> _GIVEN ENTRIES_
----------------

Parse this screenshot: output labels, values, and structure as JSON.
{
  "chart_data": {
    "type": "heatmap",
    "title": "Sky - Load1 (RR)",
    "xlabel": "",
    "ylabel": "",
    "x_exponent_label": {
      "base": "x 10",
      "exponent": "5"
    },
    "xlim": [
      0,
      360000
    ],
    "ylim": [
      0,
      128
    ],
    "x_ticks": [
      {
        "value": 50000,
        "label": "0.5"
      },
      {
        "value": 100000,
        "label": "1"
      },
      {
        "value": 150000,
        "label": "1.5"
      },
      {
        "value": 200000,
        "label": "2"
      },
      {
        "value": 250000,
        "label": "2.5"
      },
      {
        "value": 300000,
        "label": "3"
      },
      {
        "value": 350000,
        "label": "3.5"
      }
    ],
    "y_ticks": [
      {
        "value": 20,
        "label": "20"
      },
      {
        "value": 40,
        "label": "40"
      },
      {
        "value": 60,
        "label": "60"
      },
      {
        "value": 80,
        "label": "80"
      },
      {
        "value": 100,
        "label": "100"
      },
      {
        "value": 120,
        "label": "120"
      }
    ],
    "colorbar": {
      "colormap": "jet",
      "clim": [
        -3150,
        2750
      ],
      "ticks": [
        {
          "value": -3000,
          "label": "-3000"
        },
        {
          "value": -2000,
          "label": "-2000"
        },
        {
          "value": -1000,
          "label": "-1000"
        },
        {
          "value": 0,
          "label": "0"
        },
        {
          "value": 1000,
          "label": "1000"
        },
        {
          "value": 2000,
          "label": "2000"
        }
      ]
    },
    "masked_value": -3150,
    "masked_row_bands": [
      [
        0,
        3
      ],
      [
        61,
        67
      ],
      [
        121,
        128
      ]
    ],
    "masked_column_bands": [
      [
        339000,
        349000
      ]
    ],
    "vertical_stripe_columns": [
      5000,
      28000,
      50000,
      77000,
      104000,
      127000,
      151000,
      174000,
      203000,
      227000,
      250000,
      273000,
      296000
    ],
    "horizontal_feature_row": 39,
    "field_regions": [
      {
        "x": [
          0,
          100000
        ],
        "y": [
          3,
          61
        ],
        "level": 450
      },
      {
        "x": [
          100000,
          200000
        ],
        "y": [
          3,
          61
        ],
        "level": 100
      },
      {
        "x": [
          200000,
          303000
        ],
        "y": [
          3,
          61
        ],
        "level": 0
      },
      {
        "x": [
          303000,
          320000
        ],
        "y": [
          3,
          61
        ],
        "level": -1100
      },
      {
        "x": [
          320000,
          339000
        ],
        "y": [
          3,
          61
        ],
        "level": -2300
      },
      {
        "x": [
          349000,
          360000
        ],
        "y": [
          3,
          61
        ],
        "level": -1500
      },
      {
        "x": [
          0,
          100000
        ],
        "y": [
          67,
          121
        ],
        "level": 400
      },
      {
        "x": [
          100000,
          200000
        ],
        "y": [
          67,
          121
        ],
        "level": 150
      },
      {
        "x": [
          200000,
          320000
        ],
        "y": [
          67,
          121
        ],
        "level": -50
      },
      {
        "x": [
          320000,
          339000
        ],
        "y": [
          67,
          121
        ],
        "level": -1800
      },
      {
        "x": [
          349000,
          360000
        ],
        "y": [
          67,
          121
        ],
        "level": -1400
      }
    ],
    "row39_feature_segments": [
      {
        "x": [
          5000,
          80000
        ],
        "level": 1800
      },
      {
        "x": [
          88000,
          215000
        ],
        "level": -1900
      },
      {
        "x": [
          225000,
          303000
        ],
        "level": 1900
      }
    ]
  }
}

----------------

> _WHAT IS EXPECTED_
Your task is to transcribe the listing above in full, exactly as given.

> _RESULT OF THE EXERCISE_
Parse this screenshot: output labels, values, and structure as JSON.
{
  "chart_data": {
    "type": "heatmap",
    "title": "Sky - Load1 (RR)",
    "xlabel": "",
    "ylabel": "",
    "x_exponent_label": {
      "base": "x 10",
      "exponent": "5"
    },
    "xlim": [
      0,
      360000
    ],
    "ylim": [
      0,
      128
    ],
    "x_ticks": [
      {
        "value": 50000,
        "label": "0.5"
      },
      {
        "value": 100000,
        "label": "1"
      },
      {
        "value": 150000,
        "label": "1.5"
      },
      {
        "value": 200000,
        "label": "2"
      },
      {
        "value": 250000,
        "label": "2.5"
      },
      {
        "value": 300000,
        "label": "3"
      },
      {
        "value": 350000,
        "label": "3.5"
      }
    ],
    "y_ticks": [
      {
        "value": 20,
        "label": "20"
      },
      {
        "value": 40,
        "label": "40"
      },
      {
        "value": 60,
        "label": "60"
      },
      {
        "value": 80,
        "label": "80"
      },
      {
        "value": 100,
        "label": "100"
      },
      {
        "value": 120,
        "label": "120"
      }
    ],
    "colorbar": {
      "colormap": "jet",
      "clim": [
        -3150,
        2750
      ],
      "ticks": [
        {
          "value": -3000,
          "label": "-3000"
        },
        {
          "value": -2000,
          "label": "-2000"
        },
        {
          "value": -1000,
          "label": "-1000"
        },
        {
          "value": 0,
          "label": "0"
        },
        {
          "value": 1000,
          "label": "1000"
        },
        {
          "value": 2000,
          "label": "2000"
        }
      ]
    },
    "masked_value": -3150,
    "masked_row_bands": [
      [
        0,
        3
      ],
      [
        61,
        67
      ],
      [
        121,
        128
      ]
    ],
    "masked_column_bands": [
      [
        339000,
        349000
      ]
    ],
    "vertical_stripe_columns": [
      5000,
      28000,
      50000,
      77000,
      104000,
      127000,
      151000,
      174000,
      203000,
      227000,
      250000,
      273000,
      296000
    ],
    "horizontal_feature_row": 39,
    "field_regions": [
      {
        "x": [
          0,
          100000
        ],
        "y": [
          3,
          61
        ],
        "level": 450
      },
      {
        "x": [
          100000,
          200000
        ],
        "y": [
          3,
          61
        ],
        "level": 100
      },
      {
        "x": [
          200000,
          303000
        ],
        "y": [
          3,
          61
        ],
        "level": 0
      },
      {
        "x": [
          303000,
          320000
        ],
        "y": [
          3,
          61
        ],
        "level": -1100
      },
      {
        "x": [
          320000,
          339000
        ],
        "y": [
          3,
          61
        ],
        "level": -2300
      },
      {
        "x": [
          349000,
          360000
        ],
        "y": [
          3,
          61
        ],
        "level": -1500
      },
      {
        "x": [
          0,
          100000
        ],
        "y": [
          67,
          121
        ],
        "level": 400
      },
      {
        "x": [
          100000,
          200000
        ],
        "y": [
          67,
          121
        ],
        "level": 150
      },
      {
        "x": [
          200000,
          320000
        ],
        "y": [
          67,
          121
        ],
        "level": -50
      },
      {
        "x": [
          320000,
          339000
        ],
        "y": [
          67,
          121
        ],
        "level": -1800
      },
      {
        "x": [
          349000,
          360000
        ],
        "y": [
          67,
          121
        ],
        "level": -1400
      }
    ],
    "row39_feature_segments": [
      {
        "x": [
          5000,
          80000
        ],
        "level": 1800
      },
      {
        "x": [
          88000,
          215000
        ],
        "level": -1900
      },
      {
        "x": [
          225000,
          303000
        ],
        "level": 1900
      }
    ]
  }
}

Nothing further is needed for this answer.